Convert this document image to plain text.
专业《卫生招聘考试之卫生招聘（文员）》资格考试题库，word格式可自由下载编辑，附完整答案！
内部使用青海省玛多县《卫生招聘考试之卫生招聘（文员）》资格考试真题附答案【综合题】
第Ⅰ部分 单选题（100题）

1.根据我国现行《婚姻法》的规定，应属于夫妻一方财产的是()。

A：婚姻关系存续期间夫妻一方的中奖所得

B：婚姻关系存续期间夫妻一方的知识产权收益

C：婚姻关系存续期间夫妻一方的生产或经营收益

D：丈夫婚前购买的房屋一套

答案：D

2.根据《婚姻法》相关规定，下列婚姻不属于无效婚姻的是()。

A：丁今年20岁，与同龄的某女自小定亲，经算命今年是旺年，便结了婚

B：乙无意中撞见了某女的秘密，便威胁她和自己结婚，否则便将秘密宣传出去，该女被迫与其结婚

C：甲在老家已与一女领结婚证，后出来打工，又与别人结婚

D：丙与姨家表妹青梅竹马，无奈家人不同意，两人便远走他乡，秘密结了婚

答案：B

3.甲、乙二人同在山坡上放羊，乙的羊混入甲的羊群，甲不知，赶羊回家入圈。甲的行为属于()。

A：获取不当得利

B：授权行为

########

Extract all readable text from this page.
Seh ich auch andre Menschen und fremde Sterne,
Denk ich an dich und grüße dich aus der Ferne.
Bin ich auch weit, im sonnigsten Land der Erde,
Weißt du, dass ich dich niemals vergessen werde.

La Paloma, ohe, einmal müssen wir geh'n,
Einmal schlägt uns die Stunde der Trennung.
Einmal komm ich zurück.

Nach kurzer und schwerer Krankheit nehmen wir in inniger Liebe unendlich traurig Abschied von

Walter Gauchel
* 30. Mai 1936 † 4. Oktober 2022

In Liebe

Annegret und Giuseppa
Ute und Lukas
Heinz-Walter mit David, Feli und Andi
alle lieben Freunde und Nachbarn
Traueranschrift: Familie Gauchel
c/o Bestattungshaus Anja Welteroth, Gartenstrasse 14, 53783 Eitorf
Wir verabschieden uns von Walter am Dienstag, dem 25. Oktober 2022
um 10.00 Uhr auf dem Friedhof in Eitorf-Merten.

########

• [WHAT IS EXPECTED]: Scan the material and collect every line that contains "dich".

• [WRITTEN ANSWER]:
Denk ich an dich und grüße dich aus der Ferne.
Weißt du, dass ich dich niemals vergessen werde.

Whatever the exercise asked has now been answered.